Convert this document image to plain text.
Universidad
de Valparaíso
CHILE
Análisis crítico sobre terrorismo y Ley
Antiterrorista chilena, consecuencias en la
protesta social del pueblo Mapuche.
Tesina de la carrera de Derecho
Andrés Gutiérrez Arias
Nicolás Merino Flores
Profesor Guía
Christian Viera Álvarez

+++

§ What to produce
Take the listing above and set it down exactly.

§ Result for this task
Convert this document image to plain text.
Universidad
de Valparaíso
CHILE
Análisis crítico sobre terrorismo y Ley
Antiterrorista chilena, consecuencias en la
protesta social del pueblo Mapuche.
Tesina de la carrera de Derecho
Andrés Gutiérrez Arias
Nicolás Merino Flores
Profesor Guía
Christian Viera Álvarez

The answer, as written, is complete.